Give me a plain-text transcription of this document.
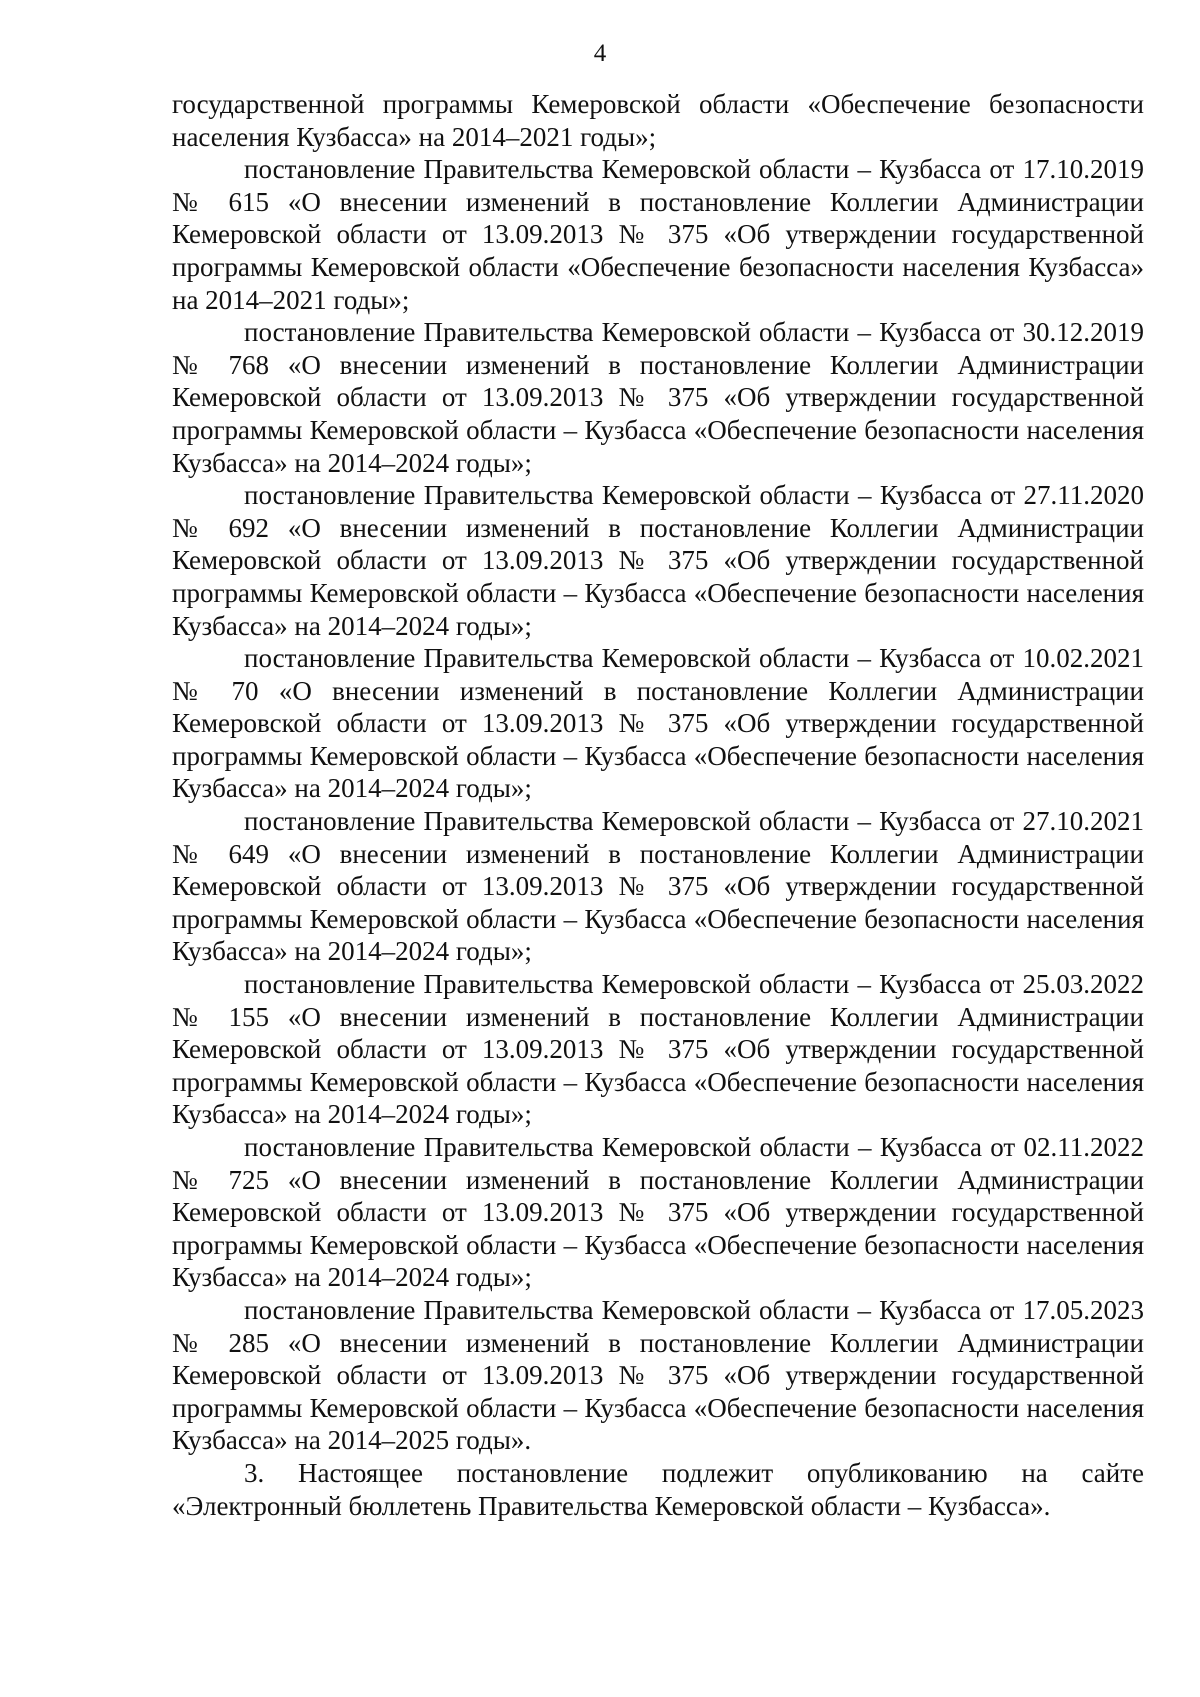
4

государственной программы Кемеровской области «Обеспечение безопасности населения Кузбасса» на 2014–2021 годы»;

постановление Правительства Кемеровской области – Кузбасса от 17.10.2019 № 615 «О внесении изменений в постановление Коллегии Администрации Кемеровской области от 13.09.2013 № 375 «Об утверждении государственной программы Кемеровской области «Обеспечение безопасности населения Кузбасса» на 2014–2021 годы»;

постановление Правительства Кемеровской области – Кузбасса от 30.12.2019 № 768 «О внесении изменений в постановление Коллегии Администрации Кемеровской области от 13.09.2013 № 375 «Об утверждении государственной программы Кемеровской области – Кузбасса «Обеспечение безопасности населения Кузбасса» на 2014–2024 годы»;

постановление Правительства Кемеровской области – Кузбасса от 27.11.2020 № 692 «О внесении изменений в постановление Коллегии Администрации Кемеровской области от 13.09.2013 № 375 «Об утверждении государственной программы Кемеровской области – Кузбасса «Обеспечение безопасности населения Кузбасса» на 2014–2024 годы»;

постановление Правительства Кемеровской области – Кузбасса от 10.02.2021 № 70 «О внесении изменений в постановление Коллегии Администрации Кемеровской области от 13.09.2013 № 375 «Об утверждении государственной программы Кемеровской области – Кузбасса «Обеспечение безопасности населения Кузбасса» на 2014–2024 годы»;

постановление Правительства Кемеровской области – Кузбасса от 27.10.2021 № 649 «О внесении изменений в постановление Коллегии Администрации Кемеровской области от 13.09.2013 № 375 «Об утверждении государственной программы Кемеровской области – Кузбасса «Обеспечение безопасности населения Кузбасса» на 2014–2024 годы»;

постановление Правительства Кемеровской области – Кузбасса от 25.03.2022 № 155 «О внесении изменений в постановление Коллегии Администрации Кемеровской области от 13.09.2013 № 375 «Об утверждении государственной программы Кемеровской области – Кузбасса «Обеспечение безопасности населения Кузбасса» на 2014–2024 годы»;

постановление Правительства Кемеровской области – Кузбасса от 02.11.2022 № 725 «О внесении изменений в постановление Коллегии Администрации Кемеровской области от 13.09.2013 № 375 «Об утверждении государственной программы Кемеровской области – Кузбасса «Обеспечение безопасности населения Кузбасса» на 2014–2024 годы»;

постановление Правительства Кемеровской области – Кузбасса от 17.05.2023 № 285 «О внесении изменений в постановление Коллегии Администрации Кемеровской области от 13.09.2013 № 375 «Об утверждении государственной программы Кемеровской области – Кузбасса «Обеспечение безопасности населения Кузбасса» на 2014–2025 годы».

3. Настоящее постановление подлежит опубликованию на сайте «Электронный бюллетень Правительства Кемеровской области – Кузбасса».
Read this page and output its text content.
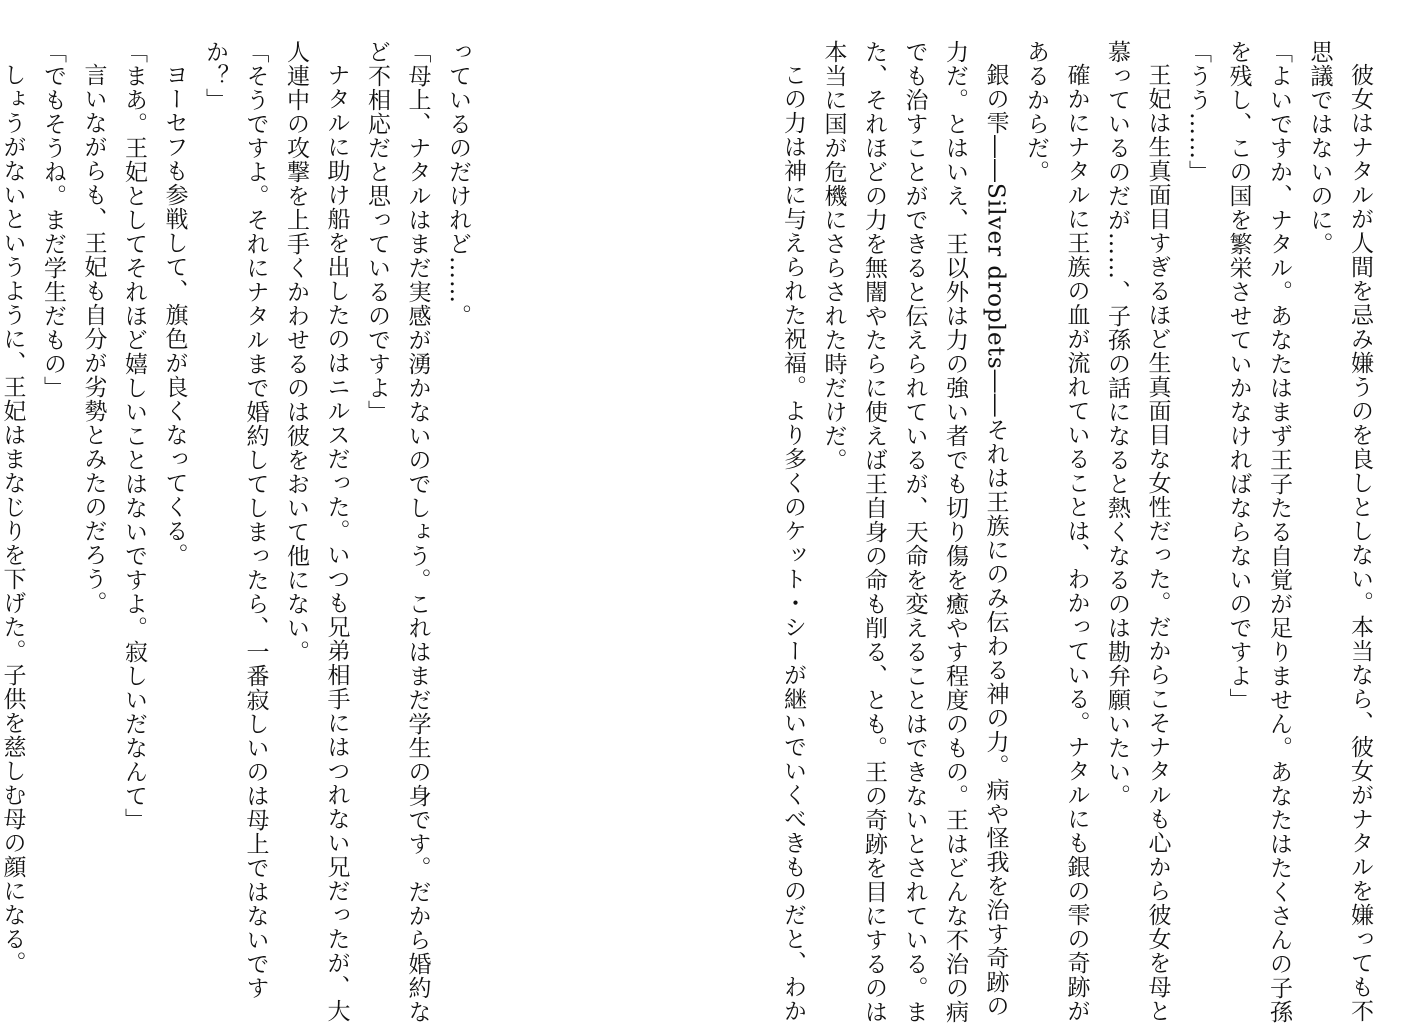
彼女はナタルが人間を忌み嫌うのを良しとしない。本当なら、彼女がナタルを嫌っても不

思議ではないのに。

「よいですか、ナタル。あなたはまず王子たる自覚が足りません。あなたはたくさんの子孫

を残し、この国を繁栄させていかなければならないのですよ」

「うう……」

王妃は生真面目すぎるほど生真面目な女性だった。だからこそナタルも心から彼女を母と

慕っているのだが……、子孫の話になると熱くなるのは勘弁願いたい。

確かにナタルに王族の血が流れていることは、わかっている。ナタルにも銀の雫の奇跡が

あるからだ。

銀の雫――Silver droplets――それは王族にのみ伝わる神の力。病や怪我を治す奇跡の

力だ。とはいえ、王以外は力の強い者でも切り傷を癒やす程度のもの。王はどんな不治の病

でも治すことができると伝えられているが、天命を変えることはできないとされている。ま

た、それほどの力を無闇やたらに使えば王自身の命も削る、とも。王の奇跡を目にするのは

本当に国が危機にさらされた時だけだ。

この力は神に与えられた祝福。より多くのケット・シーが継いでいくべきものだと、わか

っているのだけれど……。

「母上、ナタルはまだ実感が湧かないのでしょう。これはまだ学生の身です。だから婚約な

ど不相応だと思っているのですよ」

ナタルに助け船を出したのはニルスだった。いつも兄弟相手にはつれない兄だったが、大

人連中の攻撃を上手くかわせるのは彼をおいて他にない。

「そうですよ。それにナタルまで婚約してしまったら、一番寂しいのは母上ではないです

か？」

ヨーセフも参戦して、旗色が良くなってくる。

「まあ。王妃としてそれほど嬉しいことはないですよ。寂しいだなんて」

言いながらも、王妃も自分が劣勢とみたのだろう。

「でもそうね。まだ学生だもの」

しょうがないというように、王妃はまなじりを下げた。子供を慈しむ母の顔になる。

═══

For each line of the entries that includes "this", show that line.

Give me a plain-text transcription of this document.
Read this page and output its text content.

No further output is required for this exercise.